▶ Exercise:
Below is a listing. Gather each line of it that contains "Inclusion".

--- START OF The records ---

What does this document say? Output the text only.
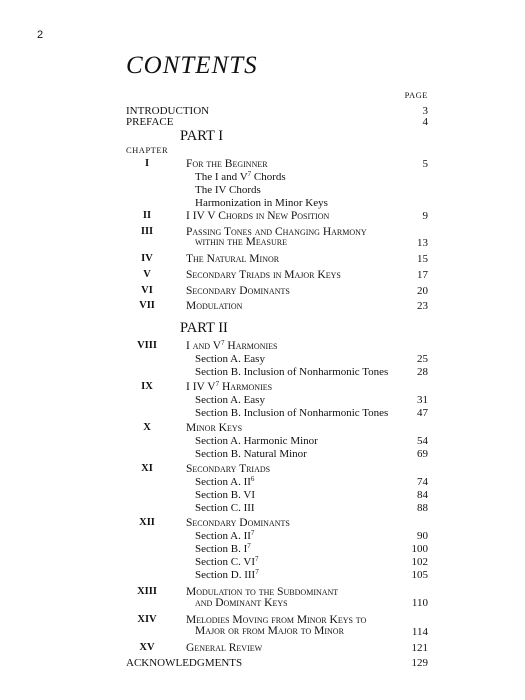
2
CONTENTS
PAGE
INTRODUCTION	3
PREFACE	4
PART I
CHAPTER
I	For the Beginner	5
The I and $V^7$ Chords
The IV Chords
Harmonization in Minor Keys
II	I IV V Chords in New Position	9
III	Passing Tones and Changing Harmony
within the Measure	13
IV	The Natural Minor	15
V	Secondary Triads in Major Keys	17
VI	Secondary Dominants	20
VII	Modulation	23
PART II
VIII	I and $V^7$ Harmonies
Section A. Easy	25
Section B. Inclusion of Nonharmonic Tones	28
IX	I IV $V^7$ Harmonies
Section A. Easy	31
Section B. Inclusion of Nonharmonic Tones	47
X	Minor Keys
Section A. Harmonic Minor	54
Section B. Natural Minor	69
XI	Secondary Triads
Section A. $II^6$	74
Section B. VI	84
Section C. III	88
XII	Secondary Dominants
Section A. $II^7$	90
Section B. $I^7$	100
Section C. $VI^7$	102
Section D. III$^7$	105
XIII	Modulation to the Subdominant
and Dominant Keys	110
XIV	Melodies Moving from Minor Keys to
Major or from Major to Minor	114
XV	General Review	121
ACKNOWLEDGMENTS	129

--- END OF The records ---

▶ Task solution:
Section B. Inclusion of Nonharmonic Tones	28
Section B. Inclusion of Nonharmonic Tones	47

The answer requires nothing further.